◆ Records for this exercise:
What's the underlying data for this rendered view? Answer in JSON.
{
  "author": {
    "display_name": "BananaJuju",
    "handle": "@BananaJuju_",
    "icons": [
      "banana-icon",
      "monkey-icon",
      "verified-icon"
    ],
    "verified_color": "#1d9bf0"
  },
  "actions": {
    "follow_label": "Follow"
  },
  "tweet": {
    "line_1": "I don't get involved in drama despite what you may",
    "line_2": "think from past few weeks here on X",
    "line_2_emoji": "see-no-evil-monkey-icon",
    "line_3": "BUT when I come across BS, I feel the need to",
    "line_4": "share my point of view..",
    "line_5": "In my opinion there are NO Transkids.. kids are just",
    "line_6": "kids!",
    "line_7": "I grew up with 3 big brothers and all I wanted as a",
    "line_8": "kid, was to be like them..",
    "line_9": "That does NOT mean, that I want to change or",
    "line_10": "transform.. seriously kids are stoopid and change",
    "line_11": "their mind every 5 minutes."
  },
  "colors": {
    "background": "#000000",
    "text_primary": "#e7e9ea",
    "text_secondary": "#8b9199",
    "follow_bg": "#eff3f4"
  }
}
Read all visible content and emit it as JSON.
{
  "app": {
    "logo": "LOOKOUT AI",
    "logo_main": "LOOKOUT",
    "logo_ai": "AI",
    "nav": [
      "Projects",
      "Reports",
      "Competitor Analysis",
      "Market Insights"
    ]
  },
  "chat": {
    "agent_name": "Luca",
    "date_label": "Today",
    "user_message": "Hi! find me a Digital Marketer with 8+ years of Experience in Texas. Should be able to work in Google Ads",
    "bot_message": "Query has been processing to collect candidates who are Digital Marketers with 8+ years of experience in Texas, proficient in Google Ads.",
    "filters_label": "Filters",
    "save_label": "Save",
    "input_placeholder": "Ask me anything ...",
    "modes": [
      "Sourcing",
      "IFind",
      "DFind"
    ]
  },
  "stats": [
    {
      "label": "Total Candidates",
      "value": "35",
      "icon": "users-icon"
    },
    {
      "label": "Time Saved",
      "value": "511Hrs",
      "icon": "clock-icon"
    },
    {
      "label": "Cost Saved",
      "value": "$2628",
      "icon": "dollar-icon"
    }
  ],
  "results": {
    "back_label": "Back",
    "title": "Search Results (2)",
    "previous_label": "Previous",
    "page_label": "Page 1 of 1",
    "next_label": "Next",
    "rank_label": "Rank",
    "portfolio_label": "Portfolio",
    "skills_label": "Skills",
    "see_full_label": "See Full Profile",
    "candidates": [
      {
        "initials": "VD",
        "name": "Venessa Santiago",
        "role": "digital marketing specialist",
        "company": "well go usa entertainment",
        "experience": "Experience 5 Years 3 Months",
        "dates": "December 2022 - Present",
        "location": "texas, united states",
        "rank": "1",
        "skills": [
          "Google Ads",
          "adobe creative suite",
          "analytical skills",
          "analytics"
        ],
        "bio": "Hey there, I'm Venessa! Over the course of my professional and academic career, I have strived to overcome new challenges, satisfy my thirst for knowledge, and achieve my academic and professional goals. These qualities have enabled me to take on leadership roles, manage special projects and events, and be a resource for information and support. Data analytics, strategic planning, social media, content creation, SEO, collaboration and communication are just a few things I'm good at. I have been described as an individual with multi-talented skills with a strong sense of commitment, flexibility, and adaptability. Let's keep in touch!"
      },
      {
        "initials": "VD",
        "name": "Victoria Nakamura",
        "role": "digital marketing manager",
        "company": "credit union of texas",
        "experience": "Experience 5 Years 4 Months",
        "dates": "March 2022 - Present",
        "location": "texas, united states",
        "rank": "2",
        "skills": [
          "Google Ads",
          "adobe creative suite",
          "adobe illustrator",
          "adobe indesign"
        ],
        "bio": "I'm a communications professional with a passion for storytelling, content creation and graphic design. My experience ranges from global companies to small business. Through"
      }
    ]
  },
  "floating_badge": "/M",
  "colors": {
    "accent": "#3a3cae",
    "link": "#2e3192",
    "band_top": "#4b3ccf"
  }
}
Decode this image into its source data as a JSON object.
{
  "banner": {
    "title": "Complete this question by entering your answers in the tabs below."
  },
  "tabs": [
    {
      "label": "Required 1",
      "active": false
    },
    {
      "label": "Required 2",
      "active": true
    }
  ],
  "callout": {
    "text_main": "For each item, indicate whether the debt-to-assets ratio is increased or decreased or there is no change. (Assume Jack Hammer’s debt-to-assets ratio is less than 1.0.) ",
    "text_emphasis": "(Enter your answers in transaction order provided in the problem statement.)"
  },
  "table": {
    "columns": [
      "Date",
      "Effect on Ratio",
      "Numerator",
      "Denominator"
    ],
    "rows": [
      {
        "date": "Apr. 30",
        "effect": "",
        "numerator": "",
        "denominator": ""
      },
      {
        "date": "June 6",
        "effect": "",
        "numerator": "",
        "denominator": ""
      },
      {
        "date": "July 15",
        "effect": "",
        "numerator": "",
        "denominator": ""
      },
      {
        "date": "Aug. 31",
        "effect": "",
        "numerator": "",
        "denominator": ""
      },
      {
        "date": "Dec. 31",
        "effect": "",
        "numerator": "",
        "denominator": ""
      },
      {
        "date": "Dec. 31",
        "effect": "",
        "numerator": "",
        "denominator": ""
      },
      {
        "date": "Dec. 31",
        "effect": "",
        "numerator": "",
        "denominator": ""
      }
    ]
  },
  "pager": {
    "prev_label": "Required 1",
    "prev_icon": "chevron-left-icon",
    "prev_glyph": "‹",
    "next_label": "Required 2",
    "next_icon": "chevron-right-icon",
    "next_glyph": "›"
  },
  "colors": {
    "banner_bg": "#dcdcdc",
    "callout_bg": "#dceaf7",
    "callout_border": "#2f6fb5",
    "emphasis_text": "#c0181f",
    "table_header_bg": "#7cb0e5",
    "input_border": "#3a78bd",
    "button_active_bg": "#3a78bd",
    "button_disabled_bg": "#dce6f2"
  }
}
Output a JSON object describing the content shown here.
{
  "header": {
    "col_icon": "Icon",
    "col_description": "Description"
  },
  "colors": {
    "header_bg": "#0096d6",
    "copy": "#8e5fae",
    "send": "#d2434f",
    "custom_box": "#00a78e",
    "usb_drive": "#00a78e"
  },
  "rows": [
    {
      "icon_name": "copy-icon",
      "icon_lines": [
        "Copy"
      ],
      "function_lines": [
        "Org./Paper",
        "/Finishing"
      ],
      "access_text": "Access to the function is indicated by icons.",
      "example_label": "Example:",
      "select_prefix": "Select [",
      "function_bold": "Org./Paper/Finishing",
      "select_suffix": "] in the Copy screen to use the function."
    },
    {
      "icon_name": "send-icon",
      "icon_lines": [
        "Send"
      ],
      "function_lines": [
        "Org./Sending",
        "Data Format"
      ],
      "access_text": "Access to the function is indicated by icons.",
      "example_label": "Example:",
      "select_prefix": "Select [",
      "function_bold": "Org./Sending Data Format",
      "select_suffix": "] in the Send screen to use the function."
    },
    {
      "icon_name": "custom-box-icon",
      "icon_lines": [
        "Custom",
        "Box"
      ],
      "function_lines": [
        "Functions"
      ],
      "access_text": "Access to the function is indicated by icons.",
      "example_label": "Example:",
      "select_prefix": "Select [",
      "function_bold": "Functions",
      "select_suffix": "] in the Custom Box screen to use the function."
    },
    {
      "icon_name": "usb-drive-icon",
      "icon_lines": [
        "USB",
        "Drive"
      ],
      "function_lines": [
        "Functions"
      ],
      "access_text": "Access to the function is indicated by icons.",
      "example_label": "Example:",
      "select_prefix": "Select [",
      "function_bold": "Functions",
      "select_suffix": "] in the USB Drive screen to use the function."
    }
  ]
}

◆ Short exercise:
Consider the entries above and return each line with the string "professional".

◆ Solution to the exercise:
        "bio": "Hey there, I'm Venessa! Over the course of my professional and academic career, I have strived to overcome new challenges, satisfy my thirst for knowledge, and achieve my academic and professional goals. These qualities have enabled me to take on leadership roles, manage special projects and events, and be a resource for information and support. Data analytics, strategic planning, social media, content creation, SEO, collaboration and communication are just a few things I'm good at. I have been described as an individual with multi-talented skills with a strong sense of commitment, flexibility, and adaptability. Let's keep in touch!"
        "bio": "I'm a communications professional with a passion for storytelling, content creation and graphic design. My experience ranges from global companies to small business. Through"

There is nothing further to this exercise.